### Aim
Identify and reproduce every line holding the string "more".

### Available data

□ □ □ □ □ □ □

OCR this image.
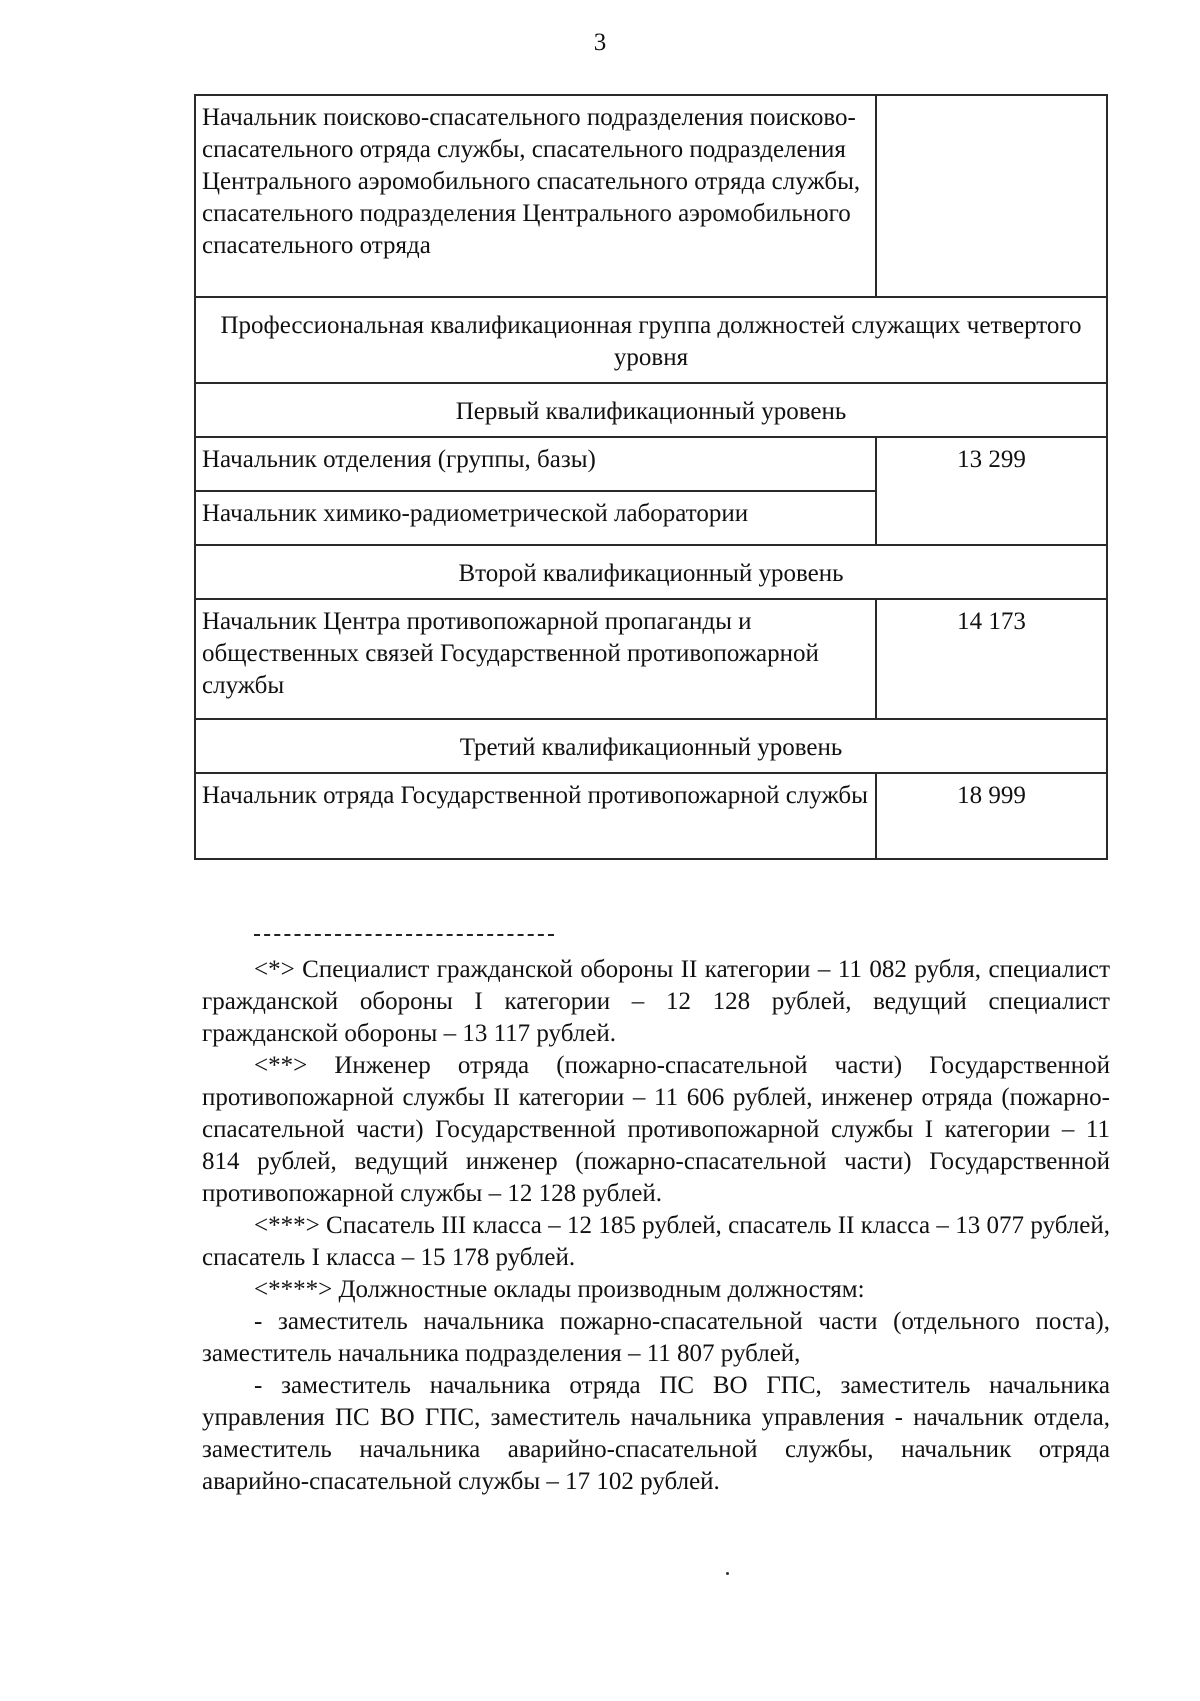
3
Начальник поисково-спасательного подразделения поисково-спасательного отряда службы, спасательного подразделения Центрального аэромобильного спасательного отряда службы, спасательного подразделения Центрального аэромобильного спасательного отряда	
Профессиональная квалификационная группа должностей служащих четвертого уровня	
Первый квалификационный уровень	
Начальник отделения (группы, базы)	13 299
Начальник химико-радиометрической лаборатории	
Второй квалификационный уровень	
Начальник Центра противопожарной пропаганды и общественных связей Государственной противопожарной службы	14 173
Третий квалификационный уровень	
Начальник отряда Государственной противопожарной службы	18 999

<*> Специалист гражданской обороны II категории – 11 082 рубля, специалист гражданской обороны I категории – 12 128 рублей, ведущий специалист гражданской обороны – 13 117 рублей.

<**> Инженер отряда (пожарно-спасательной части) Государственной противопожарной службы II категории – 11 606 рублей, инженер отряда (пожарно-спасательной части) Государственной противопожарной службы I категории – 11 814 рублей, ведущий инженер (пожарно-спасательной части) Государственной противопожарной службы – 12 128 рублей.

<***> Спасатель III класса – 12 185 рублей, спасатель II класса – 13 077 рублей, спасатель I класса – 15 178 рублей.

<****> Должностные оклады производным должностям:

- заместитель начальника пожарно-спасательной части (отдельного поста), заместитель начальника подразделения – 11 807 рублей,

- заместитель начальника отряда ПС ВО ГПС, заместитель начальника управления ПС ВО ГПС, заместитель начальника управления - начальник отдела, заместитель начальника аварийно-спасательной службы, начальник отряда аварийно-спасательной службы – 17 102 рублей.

□ □ □ □ □ □ □

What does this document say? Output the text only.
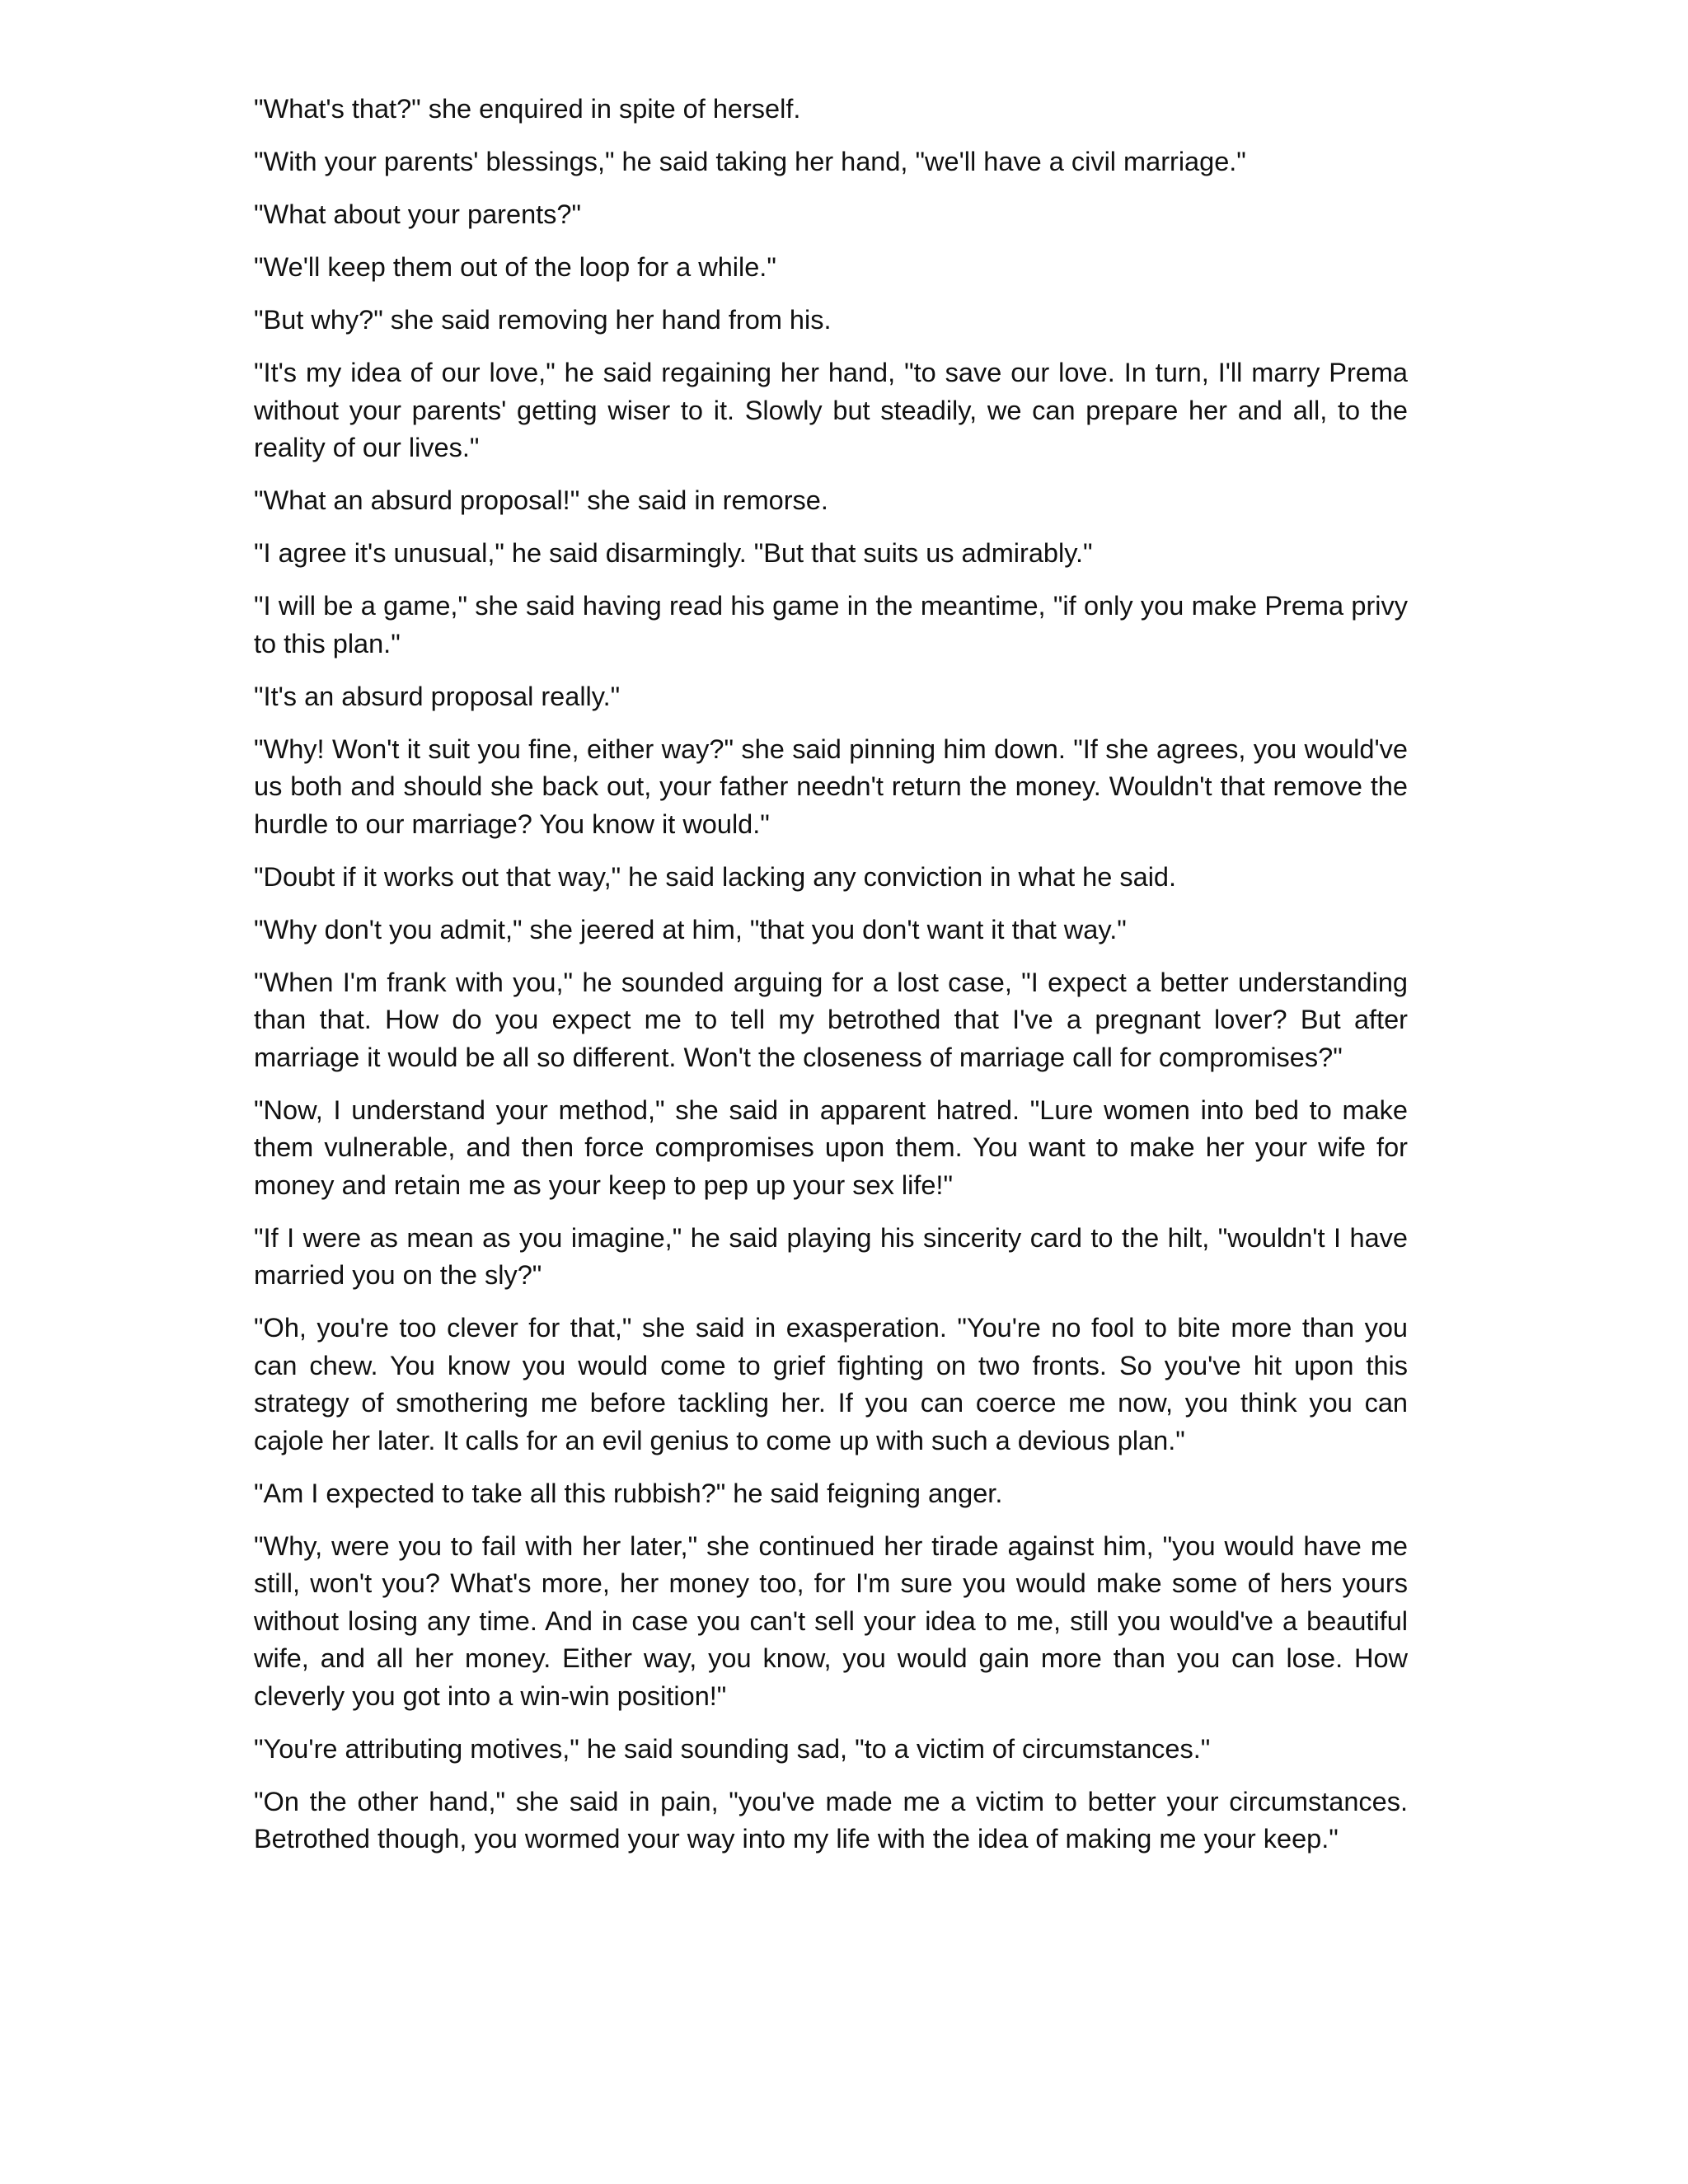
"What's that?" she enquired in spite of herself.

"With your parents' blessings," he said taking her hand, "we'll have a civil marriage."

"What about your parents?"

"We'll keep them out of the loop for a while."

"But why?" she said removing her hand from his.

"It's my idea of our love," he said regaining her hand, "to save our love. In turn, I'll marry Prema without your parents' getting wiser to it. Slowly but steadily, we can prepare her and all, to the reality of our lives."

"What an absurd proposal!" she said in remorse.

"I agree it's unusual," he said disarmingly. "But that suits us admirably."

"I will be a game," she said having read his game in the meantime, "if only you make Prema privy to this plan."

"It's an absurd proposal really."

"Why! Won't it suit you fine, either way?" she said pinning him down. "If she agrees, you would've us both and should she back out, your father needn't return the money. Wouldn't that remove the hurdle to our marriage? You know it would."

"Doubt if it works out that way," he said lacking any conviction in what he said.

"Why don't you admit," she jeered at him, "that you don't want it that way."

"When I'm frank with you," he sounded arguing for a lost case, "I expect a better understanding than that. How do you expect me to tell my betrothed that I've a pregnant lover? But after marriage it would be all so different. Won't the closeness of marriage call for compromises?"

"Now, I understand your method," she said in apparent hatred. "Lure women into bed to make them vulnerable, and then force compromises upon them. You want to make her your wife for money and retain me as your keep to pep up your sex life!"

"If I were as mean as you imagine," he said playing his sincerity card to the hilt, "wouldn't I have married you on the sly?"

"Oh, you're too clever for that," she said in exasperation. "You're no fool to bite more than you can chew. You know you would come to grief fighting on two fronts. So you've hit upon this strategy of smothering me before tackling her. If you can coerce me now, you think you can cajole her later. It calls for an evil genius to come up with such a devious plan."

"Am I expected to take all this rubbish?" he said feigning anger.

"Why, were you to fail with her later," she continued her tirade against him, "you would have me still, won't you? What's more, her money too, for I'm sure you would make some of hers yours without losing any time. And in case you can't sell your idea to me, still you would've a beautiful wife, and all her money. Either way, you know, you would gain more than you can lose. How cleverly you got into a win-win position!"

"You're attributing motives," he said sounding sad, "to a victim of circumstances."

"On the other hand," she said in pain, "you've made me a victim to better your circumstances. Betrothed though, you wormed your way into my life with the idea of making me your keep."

□ □ □ □ □ □ □

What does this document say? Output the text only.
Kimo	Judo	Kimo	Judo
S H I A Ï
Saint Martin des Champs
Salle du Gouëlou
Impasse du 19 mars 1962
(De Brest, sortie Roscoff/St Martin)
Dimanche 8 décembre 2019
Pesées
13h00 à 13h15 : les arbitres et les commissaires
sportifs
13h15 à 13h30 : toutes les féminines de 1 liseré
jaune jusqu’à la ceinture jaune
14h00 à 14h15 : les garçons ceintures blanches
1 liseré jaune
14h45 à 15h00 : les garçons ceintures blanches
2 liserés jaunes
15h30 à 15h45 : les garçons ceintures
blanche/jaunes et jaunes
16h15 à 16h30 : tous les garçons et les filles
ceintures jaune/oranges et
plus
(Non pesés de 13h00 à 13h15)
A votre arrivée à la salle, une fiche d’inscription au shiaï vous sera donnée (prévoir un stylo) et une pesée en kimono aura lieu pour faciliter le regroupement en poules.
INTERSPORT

□ □ □ □ □ □ □

### The completed task
"Oh, you're too clever for that," she said in exasperation. "You're no fool to bite more than you can chew. You know you would come to grief fighting on two fronts. So you've hit upon this strategy of smothering me before tackling her. If you can coerce me now, you think you can cajole her later. It calls for an evil genius to come up with such a devious plan."
"Why, were you to fail with her later," she continued her tirade against him, "you would have me still, won't you? What's more, her money too, for I'm sure you would make some of hers yours without losing any time. And in case you can't sell your idea to me, still you would've a beautiful wife, and all her money. Either way, you know, you would gain more than you can lose. How cleverly you got into a win-win position!"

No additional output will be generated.